Boxed element entries:
===
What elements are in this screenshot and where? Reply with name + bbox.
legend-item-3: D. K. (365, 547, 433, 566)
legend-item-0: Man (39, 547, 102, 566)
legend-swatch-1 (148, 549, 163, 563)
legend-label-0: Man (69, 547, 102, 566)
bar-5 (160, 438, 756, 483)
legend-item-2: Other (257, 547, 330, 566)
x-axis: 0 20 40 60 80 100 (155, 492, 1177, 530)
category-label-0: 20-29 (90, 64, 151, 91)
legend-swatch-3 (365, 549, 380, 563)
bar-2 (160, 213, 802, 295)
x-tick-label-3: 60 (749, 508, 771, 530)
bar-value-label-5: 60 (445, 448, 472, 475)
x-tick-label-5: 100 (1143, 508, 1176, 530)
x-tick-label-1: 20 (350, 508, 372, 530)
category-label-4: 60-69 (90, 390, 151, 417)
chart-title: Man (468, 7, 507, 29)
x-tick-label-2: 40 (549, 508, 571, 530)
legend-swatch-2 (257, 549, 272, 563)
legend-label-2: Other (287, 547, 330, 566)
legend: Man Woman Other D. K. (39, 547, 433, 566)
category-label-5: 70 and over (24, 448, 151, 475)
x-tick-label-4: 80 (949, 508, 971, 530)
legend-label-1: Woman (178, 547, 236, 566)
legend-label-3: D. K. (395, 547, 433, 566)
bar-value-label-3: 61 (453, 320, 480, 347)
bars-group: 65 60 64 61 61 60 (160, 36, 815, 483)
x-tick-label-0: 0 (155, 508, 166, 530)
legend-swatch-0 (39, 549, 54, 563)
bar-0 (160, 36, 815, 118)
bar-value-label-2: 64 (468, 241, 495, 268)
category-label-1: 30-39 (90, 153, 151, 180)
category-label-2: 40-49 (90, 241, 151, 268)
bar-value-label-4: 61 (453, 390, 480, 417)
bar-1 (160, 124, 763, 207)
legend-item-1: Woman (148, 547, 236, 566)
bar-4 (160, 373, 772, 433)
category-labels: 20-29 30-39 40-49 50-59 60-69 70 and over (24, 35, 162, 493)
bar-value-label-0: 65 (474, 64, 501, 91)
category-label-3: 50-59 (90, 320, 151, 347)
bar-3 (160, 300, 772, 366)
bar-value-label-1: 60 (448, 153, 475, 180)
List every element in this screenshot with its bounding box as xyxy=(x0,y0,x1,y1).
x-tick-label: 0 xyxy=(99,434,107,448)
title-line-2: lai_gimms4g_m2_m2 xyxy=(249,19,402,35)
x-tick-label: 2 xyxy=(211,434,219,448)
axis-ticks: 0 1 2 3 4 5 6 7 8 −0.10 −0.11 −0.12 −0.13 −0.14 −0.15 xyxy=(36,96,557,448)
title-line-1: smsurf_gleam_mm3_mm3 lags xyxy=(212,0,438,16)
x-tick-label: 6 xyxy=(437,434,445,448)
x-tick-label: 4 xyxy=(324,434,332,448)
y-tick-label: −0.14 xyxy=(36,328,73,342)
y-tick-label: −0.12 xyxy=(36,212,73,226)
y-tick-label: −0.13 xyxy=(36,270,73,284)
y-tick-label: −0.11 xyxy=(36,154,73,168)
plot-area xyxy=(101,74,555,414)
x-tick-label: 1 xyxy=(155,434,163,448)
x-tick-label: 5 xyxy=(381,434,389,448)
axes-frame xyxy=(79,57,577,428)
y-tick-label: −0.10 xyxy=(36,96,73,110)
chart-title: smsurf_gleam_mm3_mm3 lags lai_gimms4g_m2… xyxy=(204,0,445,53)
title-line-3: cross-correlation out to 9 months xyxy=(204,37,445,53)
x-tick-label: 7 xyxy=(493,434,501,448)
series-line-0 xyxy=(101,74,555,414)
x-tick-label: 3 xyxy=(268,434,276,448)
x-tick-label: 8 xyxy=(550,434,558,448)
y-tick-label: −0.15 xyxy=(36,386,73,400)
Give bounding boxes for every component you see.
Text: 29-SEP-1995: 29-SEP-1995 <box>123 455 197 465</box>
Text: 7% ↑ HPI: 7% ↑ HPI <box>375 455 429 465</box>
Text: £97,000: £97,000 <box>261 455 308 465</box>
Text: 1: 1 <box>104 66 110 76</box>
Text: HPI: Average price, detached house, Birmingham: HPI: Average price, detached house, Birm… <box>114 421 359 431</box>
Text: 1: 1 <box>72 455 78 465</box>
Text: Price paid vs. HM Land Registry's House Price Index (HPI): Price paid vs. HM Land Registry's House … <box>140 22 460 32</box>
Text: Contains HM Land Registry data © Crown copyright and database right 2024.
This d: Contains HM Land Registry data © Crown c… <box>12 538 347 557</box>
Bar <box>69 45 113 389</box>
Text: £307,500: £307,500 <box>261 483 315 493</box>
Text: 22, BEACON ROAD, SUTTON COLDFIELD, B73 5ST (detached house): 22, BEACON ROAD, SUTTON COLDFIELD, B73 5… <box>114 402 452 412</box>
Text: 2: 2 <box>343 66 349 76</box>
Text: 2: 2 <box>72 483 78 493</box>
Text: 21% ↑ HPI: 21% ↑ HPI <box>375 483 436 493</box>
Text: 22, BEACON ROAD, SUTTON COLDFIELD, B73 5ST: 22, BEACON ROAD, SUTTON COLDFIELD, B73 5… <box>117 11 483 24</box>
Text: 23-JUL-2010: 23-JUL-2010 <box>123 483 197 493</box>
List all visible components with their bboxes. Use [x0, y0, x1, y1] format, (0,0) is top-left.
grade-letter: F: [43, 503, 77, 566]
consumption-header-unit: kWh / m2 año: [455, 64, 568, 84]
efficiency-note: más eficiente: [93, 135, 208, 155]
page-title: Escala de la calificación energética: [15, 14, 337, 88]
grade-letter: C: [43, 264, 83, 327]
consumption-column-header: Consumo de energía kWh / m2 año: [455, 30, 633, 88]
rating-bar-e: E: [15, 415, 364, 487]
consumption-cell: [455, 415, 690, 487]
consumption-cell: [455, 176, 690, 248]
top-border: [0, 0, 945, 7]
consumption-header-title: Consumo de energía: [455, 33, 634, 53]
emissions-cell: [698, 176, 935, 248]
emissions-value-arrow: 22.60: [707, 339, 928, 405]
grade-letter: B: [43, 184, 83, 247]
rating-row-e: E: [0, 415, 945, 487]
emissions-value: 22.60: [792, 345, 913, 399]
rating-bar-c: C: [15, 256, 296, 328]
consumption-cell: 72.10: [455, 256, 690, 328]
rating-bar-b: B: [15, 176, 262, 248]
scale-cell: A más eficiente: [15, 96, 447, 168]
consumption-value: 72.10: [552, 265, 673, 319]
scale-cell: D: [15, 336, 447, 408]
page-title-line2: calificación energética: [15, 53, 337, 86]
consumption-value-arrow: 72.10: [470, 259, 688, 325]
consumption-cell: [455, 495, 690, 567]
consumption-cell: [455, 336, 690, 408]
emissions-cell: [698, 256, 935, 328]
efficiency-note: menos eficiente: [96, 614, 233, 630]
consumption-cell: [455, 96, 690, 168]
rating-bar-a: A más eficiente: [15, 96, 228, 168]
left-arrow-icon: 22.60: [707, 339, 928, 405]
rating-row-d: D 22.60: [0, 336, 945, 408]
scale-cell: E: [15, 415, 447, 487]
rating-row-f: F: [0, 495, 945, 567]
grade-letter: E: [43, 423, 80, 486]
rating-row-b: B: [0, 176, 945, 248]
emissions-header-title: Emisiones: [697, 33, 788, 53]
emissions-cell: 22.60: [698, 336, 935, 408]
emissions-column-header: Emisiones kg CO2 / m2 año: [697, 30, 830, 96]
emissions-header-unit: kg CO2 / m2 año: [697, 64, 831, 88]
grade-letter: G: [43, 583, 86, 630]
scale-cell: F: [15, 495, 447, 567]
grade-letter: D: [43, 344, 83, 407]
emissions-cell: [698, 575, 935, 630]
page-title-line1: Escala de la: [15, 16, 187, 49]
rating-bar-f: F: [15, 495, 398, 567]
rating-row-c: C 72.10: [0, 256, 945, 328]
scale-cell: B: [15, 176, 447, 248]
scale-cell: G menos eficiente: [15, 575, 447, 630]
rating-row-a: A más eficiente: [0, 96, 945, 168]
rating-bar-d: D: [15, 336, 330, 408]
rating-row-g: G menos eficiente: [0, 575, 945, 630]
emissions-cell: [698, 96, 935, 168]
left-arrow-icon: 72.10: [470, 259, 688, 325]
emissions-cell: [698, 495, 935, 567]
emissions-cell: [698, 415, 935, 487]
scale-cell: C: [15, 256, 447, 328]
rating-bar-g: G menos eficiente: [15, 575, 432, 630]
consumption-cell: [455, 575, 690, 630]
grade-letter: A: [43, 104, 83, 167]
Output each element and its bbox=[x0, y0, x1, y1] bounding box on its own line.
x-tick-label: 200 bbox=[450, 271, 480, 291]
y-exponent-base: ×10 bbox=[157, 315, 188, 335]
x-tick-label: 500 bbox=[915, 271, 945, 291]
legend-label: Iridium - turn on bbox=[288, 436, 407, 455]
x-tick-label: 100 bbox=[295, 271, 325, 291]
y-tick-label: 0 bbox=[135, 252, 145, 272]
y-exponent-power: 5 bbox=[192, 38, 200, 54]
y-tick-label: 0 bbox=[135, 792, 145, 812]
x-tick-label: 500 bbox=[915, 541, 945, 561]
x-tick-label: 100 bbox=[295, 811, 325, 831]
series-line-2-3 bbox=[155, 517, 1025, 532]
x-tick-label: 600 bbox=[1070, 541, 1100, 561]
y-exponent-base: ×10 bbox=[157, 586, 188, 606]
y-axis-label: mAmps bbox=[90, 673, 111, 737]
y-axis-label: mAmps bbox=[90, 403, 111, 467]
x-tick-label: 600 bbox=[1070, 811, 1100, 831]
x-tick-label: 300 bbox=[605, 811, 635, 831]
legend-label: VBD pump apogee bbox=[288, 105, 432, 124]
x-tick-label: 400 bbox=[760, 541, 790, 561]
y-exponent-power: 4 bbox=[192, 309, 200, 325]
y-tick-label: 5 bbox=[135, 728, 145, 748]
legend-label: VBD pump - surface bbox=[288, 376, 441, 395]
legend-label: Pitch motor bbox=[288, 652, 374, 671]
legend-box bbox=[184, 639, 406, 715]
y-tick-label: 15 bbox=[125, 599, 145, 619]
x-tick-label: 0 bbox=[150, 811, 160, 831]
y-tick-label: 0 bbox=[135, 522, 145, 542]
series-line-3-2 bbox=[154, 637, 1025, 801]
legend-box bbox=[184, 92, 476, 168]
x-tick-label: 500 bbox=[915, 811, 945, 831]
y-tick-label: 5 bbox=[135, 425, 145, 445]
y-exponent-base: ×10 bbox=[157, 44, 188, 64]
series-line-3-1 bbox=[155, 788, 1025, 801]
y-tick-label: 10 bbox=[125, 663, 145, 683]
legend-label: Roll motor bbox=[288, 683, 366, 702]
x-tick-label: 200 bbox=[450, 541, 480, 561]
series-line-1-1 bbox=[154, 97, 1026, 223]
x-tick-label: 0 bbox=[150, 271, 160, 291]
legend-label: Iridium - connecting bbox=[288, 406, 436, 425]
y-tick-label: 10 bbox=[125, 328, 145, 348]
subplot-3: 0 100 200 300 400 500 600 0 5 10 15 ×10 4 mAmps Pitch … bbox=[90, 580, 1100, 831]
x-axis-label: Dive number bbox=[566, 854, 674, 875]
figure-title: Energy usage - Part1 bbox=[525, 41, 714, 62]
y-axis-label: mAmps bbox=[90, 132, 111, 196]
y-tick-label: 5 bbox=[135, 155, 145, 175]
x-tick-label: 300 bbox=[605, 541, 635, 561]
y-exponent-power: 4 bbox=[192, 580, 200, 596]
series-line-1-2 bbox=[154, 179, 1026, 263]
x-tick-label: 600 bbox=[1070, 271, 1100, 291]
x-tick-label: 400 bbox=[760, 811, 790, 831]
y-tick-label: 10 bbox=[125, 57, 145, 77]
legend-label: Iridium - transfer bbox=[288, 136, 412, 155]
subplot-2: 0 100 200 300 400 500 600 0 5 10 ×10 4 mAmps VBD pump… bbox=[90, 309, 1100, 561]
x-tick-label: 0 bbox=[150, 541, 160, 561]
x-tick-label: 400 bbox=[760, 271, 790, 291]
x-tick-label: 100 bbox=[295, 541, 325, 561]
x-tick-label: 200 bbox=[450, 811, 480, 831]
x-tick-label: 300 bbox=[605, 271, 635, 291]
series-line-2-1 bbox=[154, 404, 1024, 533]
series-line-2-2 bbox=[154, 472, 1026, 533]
===
- _Stated exercise_
Output the items as a numbered list, starting with the first line and continuing through the line that contains "bars-group: 65 60", both included. Omit any blank lines.

- _Output of the exercise_
1. What elements are in this screenshot and where? Reply with name + bbox.
2. legend-item-3: D. K. (365, 547, 433, 566)
3. legend-item-0: Man (39, 547, 102, 566)
4. legend-swatch-1 (148, 549, 163, 563)
5. legend-label-0: Man (69, 547, 102, 566)
6. bar-5 (160, 438, 756, 483)
7. legend-item-2: Other (257, 547, 330, 566)
8. x-axis: 0 20 40 60 80 100 (155, 492, 1177, 530)
9. category-label-0: 20-29 (90, 64, 151, 91)
10. legend-swatch-3 (365, 549, 380, 563)
11. bar-2 (160, 213, 802, 295)
12. x-tick-label-3: 60 (749, 508, 771, 530)
13. bar-value-label-5: 60 (445, 448, 472, 475)
14. x-tick-label-5: 100 (1143, 508, 1176, 530)
15. x-tick-label-1: 20 (350, 508, 372, 530)
16. category-label-4: 60-69 (90, 390, 151, 417)
17. chart-title: Man (468, 7, 507, 29)
18. x-tick-label-2: 40 (549, 508, 571, 530)
19. legend-swatch-2 (257, 549, 272, 563)
20. legend-label-2: Other (287, 547, 330, 566)
21. legend: Man Woman Other D. K. (39, 547, 433, 566)
22. category-label-5: 70 and over (24, 448, 151, 475)
23. x-tick-label-4: 80 (949, 508, 971, 530)
24. legend-label-1: Woman (178, 547, 236, 566)
25. legend-label-3: D. K. (395, 547, 433, 566)
26. bar-value-label-3: 61 (453, 320, 480, 347)
27. bars-group: 65 60 64 61 61 60 (160, 36, 815, 483)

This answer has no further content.